■ Record list ■
★ ★ ★

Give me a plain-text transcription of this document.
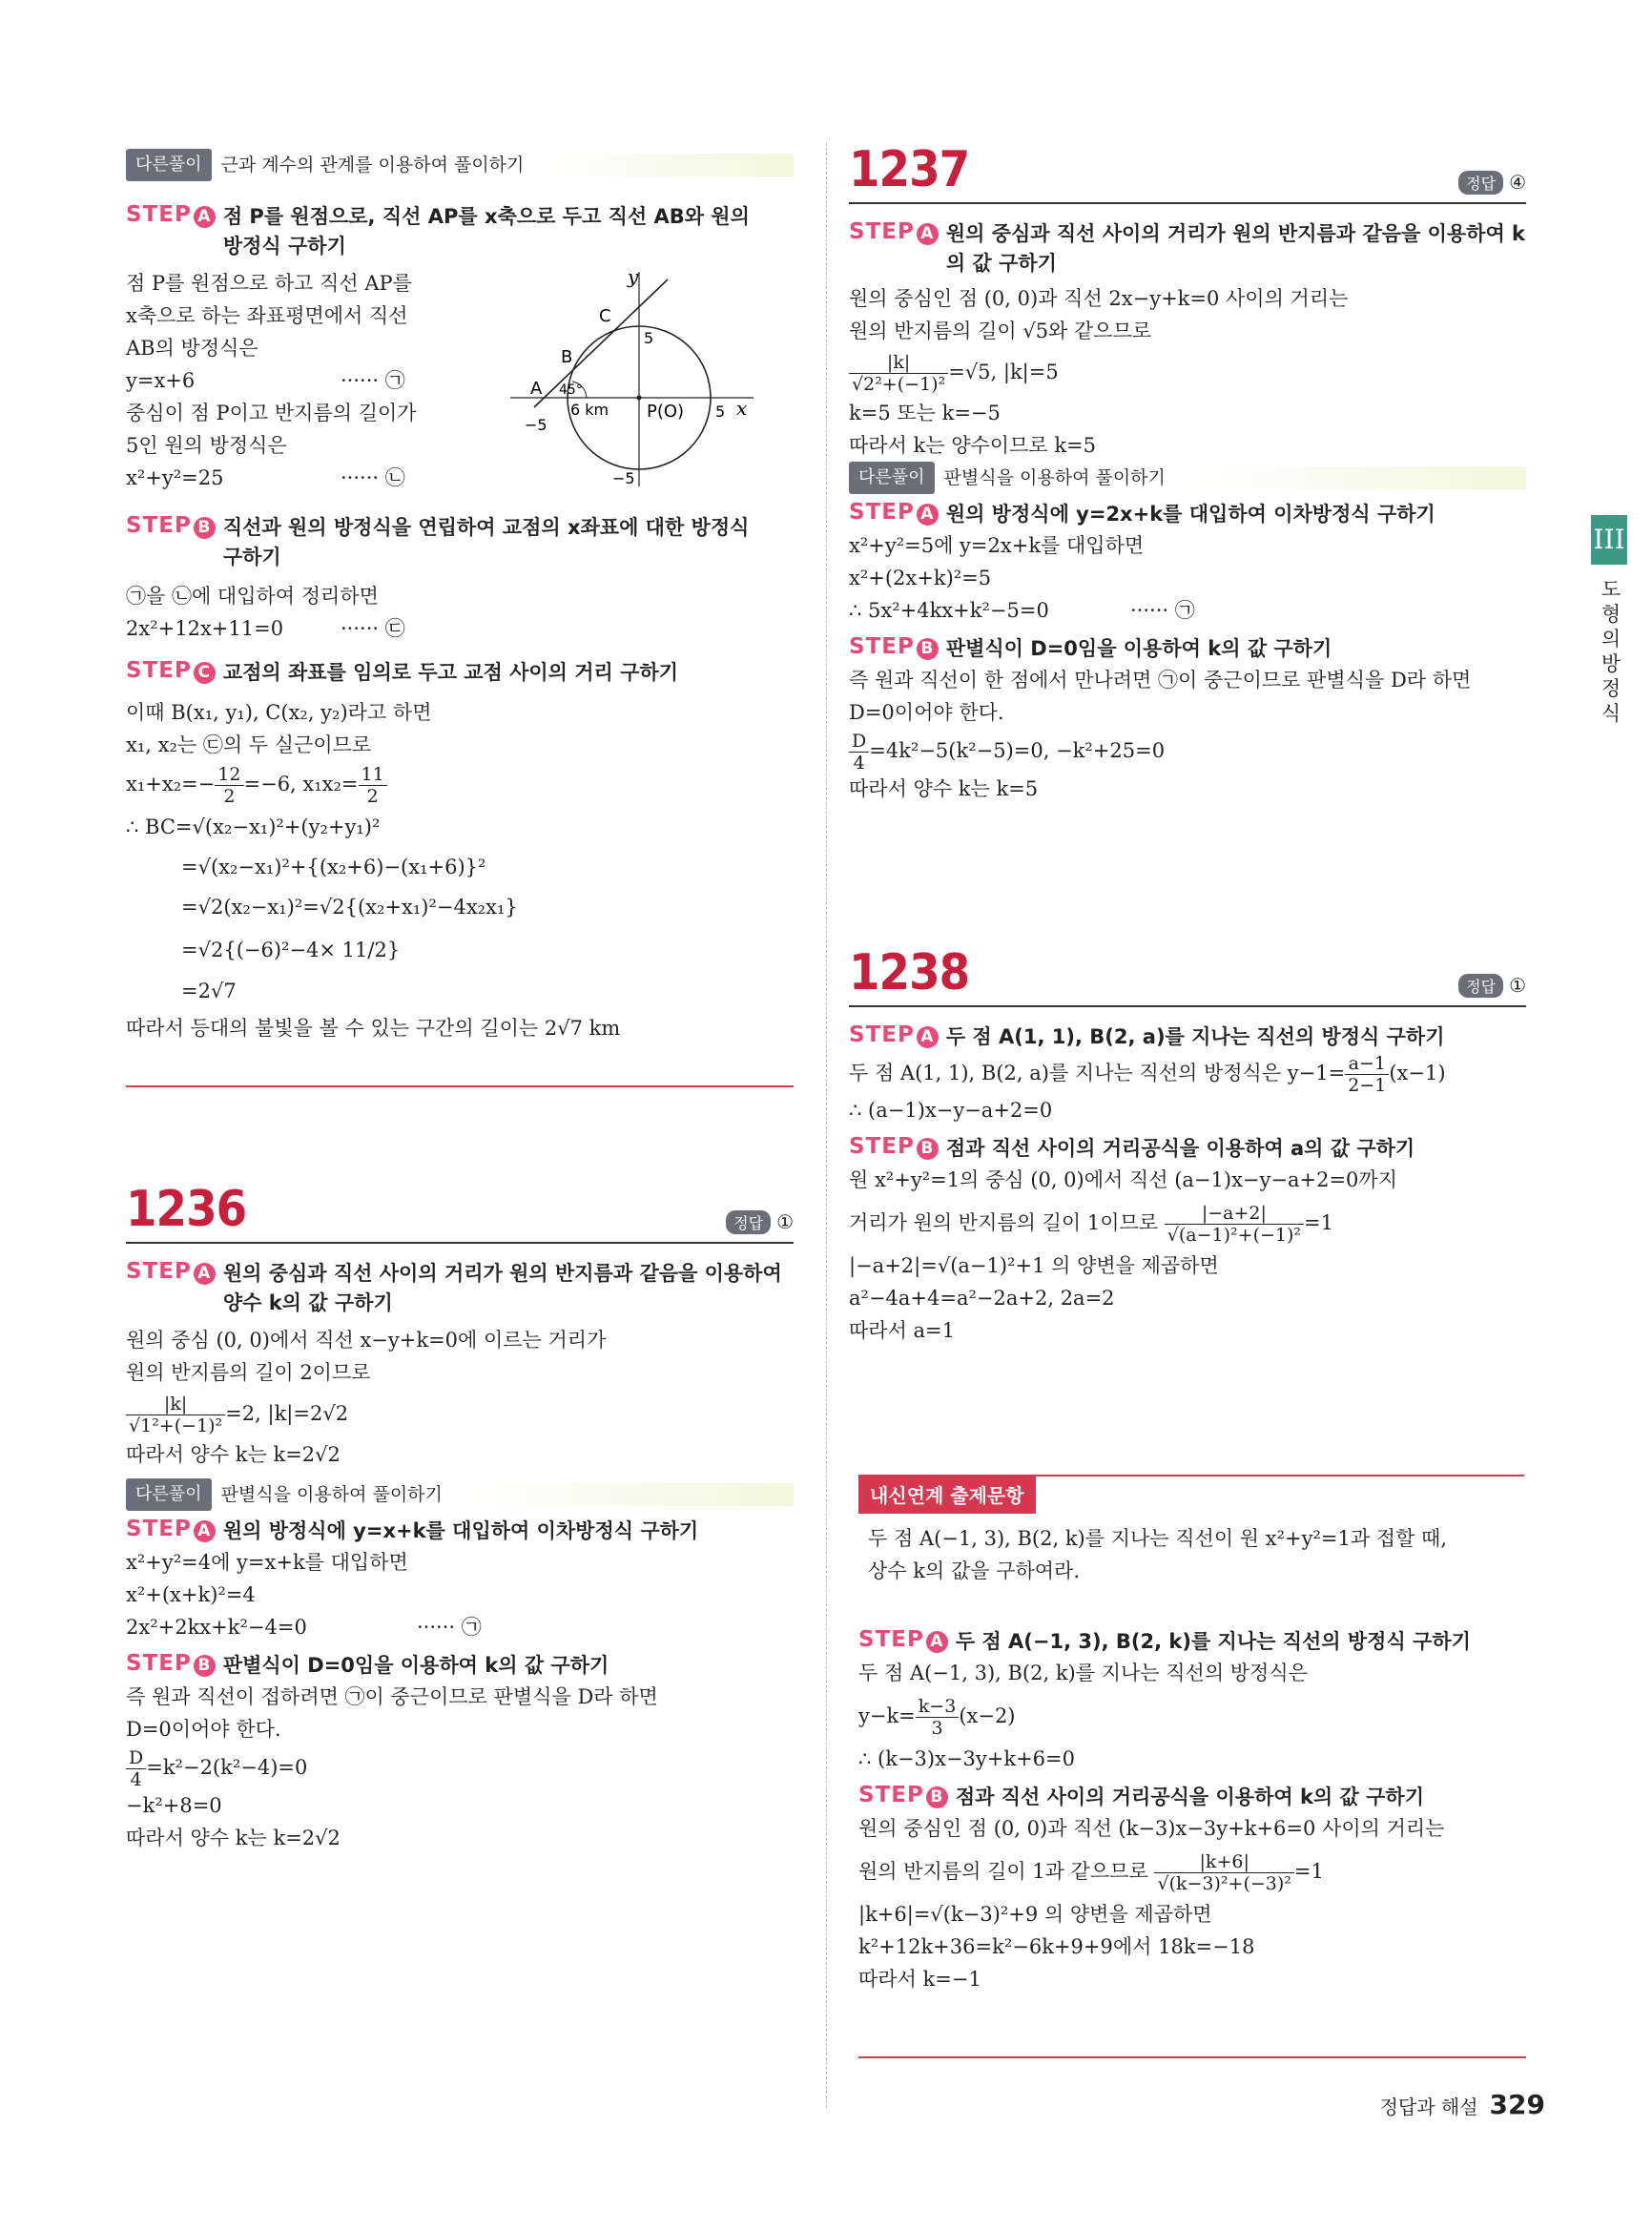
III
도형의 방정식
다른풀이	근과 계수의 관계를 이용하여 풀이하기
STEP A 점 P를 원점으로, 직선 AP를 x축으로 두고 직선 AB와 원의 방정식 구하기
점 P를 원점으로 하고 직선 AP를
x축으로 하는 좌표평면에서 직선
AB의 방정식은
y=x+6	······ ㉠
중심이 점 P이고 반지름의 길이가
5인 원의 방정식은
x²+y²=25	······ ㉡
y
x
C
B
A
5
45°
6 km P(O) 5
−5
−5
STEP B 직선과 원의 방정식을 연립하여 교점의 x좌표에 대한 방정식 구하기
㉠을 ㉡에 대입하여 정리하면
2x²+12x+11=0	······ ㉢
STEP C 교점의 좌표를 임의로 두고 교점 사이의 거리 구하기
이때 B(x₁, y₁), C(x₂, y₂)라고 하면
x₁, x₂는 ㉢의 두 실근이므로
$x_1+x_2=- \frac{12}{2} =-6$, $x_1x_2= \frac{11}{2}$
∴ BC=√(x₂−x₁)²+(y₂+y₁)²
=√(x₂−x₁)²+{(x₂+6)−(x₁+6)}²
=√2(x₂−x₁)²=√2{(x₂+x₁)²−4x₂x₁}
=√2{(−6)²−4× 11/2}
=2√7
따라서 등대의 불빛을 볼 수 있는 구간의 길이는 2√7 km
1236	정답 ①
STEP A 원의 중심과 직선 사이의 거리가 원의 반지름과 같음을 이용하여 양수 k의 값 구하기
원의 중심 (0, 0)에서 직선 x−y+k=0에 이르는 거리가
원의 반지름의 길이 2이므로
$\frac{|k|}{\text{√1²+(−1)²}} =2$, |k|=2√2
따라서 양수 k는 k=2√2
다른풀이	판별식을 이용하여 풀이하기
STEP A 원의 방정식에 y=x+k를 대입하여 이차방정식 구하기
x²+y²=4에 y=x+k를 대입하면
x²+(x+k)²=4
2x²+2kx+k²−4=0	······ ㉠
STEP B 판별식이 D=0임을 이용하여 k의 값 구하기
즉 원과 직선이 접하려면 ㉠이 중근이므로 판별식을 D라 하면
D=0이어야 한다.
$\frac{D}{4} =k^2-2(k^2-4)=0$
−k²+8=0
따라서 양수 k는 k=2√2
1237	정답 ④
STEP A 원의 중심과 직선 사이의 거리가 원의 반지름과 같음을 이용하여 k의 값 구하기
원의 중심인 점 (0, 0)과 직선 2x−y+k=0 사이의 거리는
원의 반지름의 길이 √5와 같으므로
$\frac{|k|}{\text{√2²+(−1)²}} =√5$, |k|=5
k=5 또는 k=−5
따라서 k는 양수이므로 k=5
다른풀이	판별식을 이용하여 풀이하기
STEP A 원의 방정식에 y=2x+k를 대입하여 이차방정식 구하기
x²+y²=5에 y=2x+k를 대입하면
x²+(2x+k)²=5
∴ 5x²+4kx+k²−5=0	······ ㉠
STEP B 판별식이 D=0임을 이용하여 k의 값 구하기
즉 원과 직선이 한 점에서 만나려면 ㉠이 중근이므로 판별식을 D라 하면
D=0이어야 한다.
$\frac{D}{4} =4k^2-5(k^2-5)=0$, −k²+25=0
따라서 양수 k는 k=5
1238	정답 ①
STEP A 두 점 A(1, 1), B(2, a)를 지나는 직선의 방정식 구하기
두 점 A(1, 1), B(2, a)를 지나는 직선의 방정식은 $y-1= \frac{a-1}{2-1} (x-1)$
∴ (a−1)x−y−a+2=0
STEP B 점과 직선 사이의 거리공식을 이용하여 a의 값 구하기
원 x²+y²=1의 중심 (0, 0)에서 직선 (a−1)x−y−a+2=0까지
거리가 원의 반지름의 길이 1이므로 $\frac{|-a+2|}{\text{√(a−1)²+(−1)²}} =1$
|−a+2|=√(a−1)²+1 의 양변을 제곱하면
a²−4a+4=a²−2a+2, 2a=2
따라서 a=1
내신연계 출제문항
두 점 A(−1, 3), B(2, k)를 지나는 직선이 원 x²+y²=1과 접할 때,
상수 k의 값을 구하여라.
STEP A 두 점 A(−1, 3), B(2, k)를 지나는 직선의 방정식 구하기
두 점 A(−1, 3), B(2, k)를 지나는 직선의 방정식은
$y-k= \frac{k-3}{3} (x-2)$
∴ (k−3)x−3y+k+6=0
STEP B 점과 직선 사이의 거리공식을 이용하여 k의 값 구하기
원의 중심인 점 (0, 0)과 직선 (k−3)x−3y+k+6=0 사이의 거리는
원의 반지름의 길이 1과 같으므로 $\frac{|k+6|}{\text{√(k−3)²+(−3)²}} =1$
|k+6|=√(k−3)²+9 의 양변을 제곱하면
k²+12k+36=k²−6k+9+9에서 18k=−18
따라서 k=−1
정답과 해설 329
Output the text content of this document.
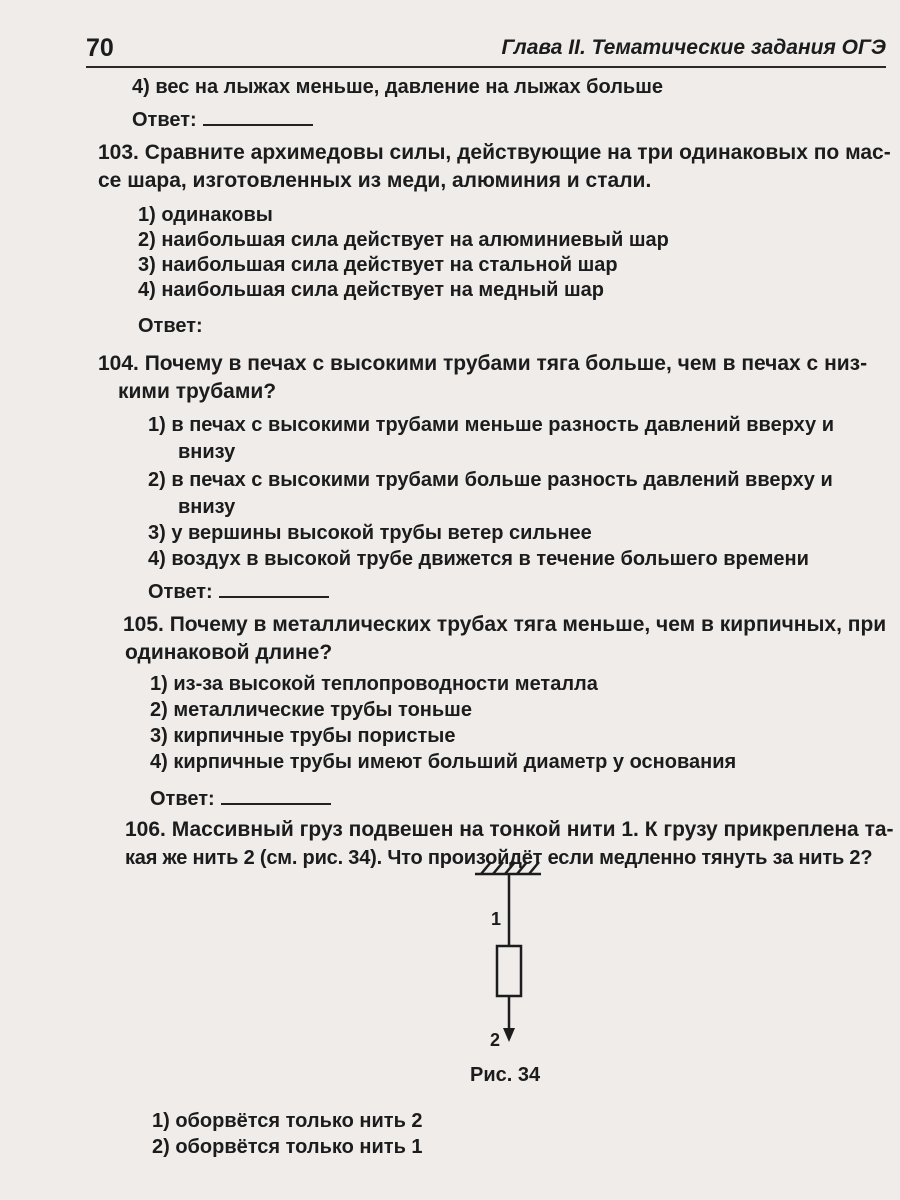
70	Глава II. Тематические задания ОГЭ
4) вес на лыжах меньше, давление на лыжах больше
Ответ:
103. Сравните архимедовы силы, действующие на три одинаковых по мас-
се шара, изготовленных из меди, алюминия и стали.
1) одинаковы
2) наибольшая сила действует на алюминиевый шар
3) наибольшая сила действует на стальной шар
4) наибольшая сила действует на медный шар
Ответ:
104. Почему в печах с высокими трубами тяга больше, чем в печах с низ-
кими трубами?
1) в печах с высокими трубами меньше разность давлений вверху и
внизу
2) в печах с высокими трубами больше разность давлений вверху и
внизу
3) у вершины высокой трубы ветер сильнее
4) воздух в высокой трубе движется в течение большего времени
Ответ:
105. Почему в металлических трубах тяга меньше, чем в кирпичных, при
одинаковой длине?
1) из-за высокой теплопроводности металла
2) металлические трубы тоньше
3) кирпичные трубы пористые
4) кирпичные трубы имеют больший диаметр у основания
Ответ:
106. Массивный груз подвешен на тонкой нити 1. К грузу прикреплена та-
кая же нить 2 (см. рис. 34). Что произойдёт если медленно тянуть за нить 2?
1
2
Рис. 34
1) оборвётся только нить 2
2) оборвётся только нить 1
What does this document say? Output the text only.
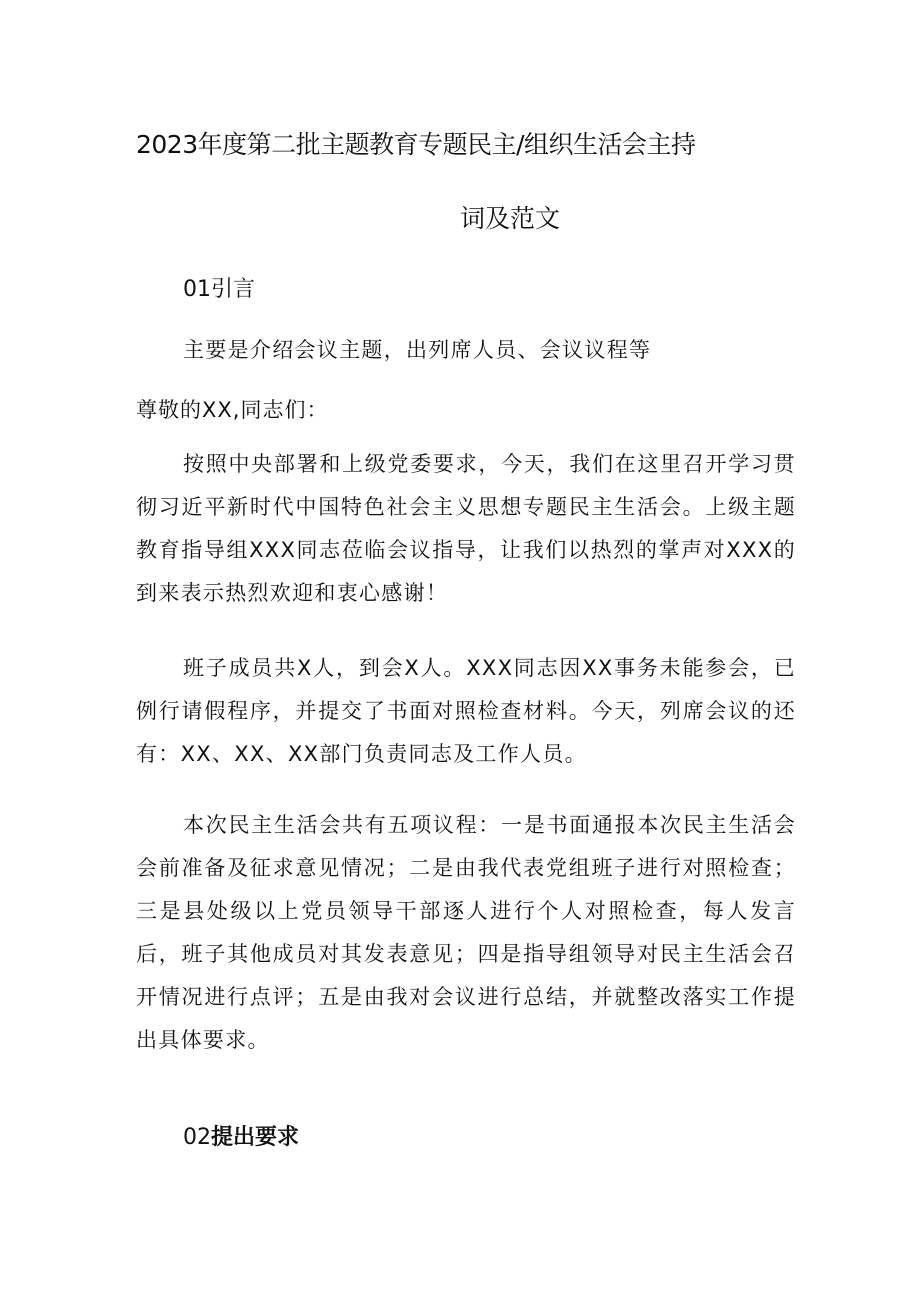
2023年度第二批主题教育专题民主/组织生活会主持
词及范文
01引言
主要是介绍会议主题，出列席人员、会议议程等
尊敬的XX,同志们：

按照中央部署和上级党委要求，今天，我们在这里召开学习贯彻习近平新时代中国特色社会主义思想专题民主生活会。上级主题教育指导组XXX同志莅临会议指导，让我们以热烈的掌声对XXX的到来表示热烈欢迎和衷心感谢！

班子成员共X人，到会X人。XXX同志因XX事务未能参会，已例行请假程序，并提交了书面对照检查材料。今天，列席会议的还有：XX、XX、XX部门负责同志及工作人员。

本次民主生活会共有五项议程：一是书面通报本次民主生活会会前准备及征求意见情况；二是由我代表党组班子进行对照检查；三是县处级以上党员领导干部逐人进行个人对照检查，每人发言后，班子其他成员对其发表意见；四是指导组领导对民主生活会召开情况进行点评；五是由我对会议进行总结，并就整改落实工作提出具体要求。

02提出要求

★ ★ ★

■ Problem statement ■
Search the entries for the string "наибольшая" and collect each line that has it.

■ Full solution ■
2) наибольшая сила действует на алюминиевый шар
3) наибольшая сила действует на стальной шар
4) наибольшая сила действует на медный шар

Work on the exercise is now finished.